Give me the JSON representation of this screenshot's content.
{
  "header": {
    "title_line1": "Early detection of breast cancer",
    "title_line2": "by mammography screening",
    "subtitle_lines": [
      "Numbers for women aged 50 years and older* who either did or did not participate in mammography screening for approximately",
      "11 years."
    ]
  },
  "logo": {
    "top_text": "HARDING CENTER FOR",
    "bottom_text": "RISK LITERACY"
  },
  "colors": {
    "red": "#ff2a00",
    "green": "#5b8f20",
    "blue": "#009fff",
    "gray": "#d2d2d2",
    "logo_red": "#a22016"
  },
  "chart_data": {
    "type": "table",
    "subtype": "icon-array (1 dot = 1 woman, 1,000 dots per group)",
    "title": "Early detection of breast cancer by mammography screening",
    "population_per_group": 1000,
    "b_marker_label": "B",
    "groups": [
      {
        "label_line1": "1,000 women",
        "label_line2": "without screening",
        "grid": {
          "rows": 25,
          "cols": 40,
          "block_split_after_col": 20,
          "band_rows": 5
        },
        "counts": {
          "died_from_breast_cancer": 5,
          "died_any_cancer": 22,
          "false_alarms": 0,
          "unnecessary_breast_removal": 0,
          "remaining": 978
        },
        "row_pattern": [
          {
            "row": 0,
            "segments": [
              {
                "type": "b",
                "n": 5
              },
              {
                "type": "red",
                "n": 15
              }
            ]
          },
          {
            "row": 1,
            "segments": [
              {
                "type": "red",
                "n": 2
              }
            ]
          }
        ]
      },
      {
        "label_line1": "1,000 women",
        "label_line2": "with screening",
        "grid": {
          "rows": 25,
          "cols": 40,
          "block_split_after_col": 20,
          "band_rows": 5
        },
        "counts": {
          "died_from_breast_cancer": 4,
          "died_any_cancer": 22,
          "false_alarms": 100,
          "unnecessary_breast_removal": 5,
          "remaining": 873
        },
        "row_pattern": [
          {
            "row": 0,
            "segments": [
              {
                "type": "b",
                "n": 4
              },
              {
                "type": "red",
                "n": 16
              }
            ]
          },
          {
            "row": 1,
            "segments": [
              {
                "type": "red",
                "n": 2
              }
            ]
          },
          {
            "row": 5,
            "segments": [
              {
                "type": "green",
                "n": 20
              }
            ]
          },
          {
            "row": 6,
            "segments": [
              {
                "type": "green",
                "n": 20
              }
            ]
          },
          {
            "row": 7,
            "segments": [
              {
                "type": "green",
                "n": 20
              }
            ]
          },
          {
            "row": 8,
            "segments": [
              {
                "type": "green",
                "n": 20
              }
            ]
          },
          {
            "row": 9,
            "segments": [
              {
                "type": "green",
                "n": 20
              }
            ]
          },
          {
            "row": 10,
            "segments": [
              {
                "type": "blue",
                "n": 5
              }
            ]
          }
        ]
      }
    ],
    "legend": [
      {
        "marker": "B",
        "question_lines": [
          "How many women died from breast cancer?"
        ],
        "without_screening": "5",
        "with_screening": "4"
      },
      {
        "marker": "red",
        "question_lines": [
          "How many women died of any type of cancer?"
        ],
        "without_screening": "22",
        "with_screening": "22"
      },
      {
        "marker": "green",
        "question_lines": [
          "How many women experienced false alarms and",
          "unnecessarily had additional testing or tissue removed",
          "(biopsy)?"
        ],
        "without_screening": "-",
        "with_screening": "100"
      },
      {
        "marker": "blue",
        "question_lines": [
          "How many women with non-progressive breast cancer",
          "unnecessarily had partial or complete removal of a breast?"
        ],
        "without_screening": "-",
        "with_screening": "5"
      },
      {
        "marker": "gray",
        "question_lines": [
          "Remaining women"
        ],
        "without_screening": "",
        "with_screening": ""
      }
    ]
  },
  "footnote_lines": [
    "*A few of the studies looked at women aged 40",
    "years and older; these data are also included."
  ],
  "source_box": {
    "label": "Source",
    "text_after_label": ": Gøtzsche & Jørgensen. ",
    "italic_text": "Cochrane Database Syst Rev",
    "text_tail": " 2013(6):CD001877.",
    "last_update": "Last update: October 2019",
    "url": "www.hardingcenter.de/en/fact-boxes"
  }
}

## Instruction
Find each line that has the word "detection", then copy it out.

## Final answer
    "title_line1": "Early detection of breast cancer",
    "title": "Early detection of breast cancer by mammography screening",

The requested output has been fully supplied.